- _GIVEN EXERCISE 1_:
Could you print everything from "Leo and Trump" down to "is now obsolete." in the article on the pope and Trump, word for word?

- _EXCERPTED PASSAGE_:
-*-

Eric J. Lyman, Special to USA TODAY
April 18, 2026, 3:01 a.m. ET
ROME − A priest celebrates a weekday mass for a couple of dozen faithful at the Basilica of St. Augustine, the main Augustinian church in the Italian capital. The congregation’s thin voices echo amid scaffolding for repairs and the shuffling of tourists passing through to photograph the 400-year-old Caravaggio masterpiece “Madonna of Loreto” and Raphael’s 500-year-old fresco “Prophet Isaiah.”
It’s a contrast as old as Augustine himself, the early Catholic saint whose teachings led to the founding of the priestly order Pope Leo XIV belongs to: the tensions of the secular and religious worlds pushing against each other.
Today, Leo, the quiet and scholarly Chicago-born pope and the world’s most famous adherent of Augustine’s teachings that promote charity, truth, humility and unity, is fostering the same contrast in an increasingly heated squabble with a fiercely combative, prideful and outspoken political leader from New York.
But this war of words between the pope and President Donald Trump is about far more than an argument about deep-dish versus thin-crust pizza. It has also sparked strong backlash from religious leaders, as well as Trump’s conservative and Christian MAGA supporters and former allies, potentially worsening an already difficult 2026 election cycle for congressional Republicans, as he risks alienating an important segment of his base.

Leo and Trump − and Trump’s vice president, JD Vance − have taken their differences on war, peace and church doctrine to spectacular new rhetorical heights, Vatican officials and insiders say. Last summer, Francis Rocca, the Vatican editor at EWTN News, a news service with a Catholic perspective, characterized Leo as a “quiet American.”
Rocca said that description is now obsolete.
“He has now come out of his shell,” he said.
As a blunt-speaking pope, Leo has been a vocal critic of Trump’s war in Iran while appearing to take direct aim at the American president and his inner circle, including Vance and Pete Hegseth, his defense secretary. He has alluded to a world being “ravaged by a handful of tyrants” and said that anyone who is a disciple of Christ “is never on the side of those who once wielded the sword and today drop bombs.” Leo has sharply criticized those whom he said manipulate religion “for their own military, economic or political gain.”

-*-

Element region listings

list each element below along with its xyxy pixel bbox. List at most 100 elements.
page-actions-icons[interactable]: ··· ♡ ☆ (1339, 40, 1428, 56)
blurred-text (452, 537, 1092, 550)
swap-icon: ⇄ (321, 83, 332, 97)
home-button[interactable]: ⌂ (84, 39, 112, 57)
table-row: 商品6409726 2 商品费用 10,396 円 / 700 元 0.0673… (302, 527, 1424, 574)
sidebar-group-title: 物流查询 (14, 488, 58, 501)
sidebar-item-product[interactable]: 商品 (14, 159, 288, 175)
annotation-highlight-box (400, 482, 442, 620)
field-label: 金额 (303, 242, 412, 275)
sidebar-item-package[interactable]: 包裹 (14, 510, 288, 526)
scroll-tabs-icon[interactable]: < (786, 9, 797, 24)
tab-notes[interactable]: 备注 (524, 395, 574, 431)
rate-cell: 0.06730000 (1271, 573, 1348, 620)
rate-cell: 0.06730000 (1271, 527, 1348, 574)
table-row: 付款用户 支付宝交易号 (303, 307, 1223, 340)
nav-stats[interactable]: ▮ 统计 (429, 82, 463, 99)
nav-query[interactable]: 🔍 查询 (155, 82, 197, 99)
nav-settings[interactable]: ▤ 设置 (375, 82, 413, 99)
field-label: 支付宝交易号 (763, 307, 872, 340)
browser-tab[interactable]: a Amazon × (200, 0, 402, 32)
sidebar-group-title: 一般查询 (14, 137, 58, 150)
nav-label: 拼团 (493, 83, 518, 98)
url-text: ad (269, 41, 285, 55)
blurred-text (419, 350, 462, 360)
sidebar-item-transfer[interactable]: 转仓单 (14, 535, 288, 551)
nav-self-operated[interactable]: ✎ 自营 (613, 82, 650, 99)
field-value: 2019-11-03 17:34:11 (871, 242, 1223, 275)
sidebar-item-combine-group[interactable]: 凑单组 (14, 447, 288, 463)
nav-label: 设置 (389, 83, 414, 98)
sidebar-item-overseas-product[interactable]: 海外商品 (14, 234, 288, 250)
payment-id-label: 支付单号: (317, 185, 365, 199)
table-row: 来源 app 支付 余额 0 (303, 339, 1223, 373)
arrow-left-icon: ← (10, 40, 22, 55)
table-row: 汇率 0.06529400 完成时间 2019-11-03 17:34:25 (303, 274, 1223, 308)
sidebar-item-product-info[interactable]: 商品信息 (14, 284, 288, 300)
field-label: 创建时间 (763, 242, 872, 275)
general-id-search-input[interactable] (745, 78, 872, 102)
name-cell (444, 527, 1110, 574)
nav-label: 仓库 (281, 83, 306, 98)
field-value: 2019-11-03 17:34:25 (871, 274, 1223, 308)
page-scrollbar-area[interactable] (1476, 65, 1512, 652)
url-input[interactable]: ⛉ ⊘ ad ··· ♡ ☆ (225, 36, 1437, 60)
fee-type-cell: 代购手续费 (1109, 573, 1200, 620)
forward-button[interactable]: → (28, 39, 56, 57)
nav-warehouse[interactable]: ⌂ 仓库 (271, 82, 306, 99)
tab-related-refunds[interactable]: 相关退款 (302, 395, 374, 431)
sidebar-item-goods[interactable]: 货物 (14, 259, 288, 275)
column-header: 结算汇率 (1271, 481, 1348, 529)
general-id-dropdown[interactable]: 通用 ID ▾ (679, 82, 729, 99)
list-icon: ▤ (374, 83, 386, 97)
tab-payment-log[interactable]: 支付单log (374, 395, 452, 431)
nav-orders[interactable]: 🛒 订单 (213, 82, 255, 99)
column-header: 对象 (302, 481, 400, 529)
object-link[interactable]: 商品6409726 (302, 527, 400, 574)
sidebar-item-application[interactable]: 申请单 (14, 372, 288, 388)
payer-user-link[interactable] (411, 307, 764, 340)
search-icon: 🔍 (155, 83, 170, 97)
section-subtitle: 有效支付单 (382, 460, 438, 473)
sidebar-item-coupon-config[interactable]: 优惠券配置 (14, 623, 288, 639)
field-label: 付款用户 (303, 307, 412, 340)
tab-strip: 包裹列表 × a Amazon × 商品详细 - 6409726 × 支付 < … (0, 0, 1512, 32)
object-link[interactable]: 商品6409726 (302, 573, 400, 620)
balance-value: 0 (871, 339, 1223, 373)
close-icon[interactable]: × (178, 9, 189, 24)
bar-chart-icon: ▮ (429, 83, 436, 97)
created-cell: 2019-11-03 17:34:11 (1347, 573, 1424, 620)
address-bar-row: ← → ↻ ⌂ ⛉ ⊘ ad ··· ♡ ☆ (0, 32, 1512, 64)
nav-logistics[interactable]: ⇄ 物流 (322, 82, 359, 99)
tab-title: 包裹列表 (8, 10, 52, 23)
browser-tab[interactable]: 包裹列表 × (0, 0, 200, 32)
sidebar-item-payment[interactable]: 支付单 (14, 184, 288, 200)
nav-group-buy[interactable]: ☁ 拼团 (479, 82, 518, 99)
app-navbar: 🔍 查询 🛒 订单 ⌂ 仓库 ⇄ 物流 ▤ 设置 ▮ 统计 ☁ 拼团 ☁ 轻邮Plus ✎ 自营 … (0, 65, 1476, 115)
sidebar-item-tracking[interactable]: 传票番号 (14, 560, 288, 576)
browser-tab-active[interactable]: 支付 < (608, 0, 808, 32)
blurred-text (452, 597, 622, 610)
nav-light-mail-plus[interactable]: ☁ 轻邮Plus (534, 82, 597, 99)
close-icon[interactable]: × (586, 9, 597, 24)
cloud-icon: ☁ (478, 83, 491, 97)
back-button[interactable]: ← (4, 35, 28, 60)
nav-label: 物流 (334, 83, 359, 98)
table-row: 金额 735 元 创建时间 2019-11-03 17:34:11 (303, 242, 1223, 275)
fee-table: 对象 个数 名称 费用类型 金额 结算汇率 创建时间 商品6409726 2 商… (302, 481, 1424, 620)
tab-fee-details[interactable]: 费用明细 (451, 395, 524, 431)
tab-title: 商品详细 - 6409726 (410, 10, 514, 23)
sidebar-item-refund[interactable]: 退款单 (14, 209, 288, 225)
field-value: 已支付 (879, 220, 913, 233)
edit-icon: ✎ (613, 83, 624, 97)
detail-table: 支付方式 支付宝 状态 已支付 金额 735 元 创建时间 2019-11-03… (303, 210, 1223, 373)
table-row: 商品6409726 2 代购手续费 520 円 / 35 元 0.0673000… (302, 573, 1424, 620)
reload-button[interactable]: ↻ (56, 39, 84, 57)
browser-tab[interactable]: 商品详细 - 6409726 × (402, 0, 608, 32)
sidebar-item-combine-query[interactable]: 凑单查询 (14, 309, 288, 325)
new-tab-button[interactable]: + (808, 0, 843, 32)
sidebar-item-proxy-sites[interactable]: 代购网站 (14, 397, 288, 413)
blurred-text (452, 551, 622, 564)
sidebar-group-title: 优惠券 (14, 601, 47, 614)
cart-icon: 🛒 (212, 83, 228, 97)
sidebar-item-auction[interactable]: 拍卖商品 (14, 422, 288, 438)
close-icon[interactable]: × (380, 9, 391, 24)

-*-

- _GIVEN EXERCISE 2_:
Could you rewrite everything from the start of the listing down to the line containing "sidebar-item-product[interactable]: 商品 (14, 159, 288, 175)", replacing "bbox" with "bounding box" and changing nothing else, and return only those lines?

- _FULL OUTPUT 1_:
Leo and Trump − and Trump’s vice president, JD Vance − have taken their differences on war, peace and church doctrine to spectacular new rhetorical heights, Vatican officials and insiders say. Last summer, Francis Rocca, the Vatican editor at EWTN News, a news service with a Catholic perspective, characterized Leo as a “quiet American.”
Rocca said that description is now obsolete.

- _FULL OUTPUT 2_:
list each element below along with its xyxy pixel bounding box. List at most 100 elements.
page-actions-icons[interactable]: ··· ♡ ☆ (1339, 40, 1428, 56)
blurred-text (452, 537, 1092, 550)
swap-icon: ⇄ (321, 83, 332, 97)
home-button[interactable]: ⌂ (84, 39, 112, 57)
table-row: 商品6409726 2 商品费用 10,396 円 / 700 元 0.0673… (302, 527, 1424, 574)
sidebar-group-title: 物流查询 (14, 488, 58, 501)
sidebar-item-product[interactable]: 商品 (14, 159, 288, 175)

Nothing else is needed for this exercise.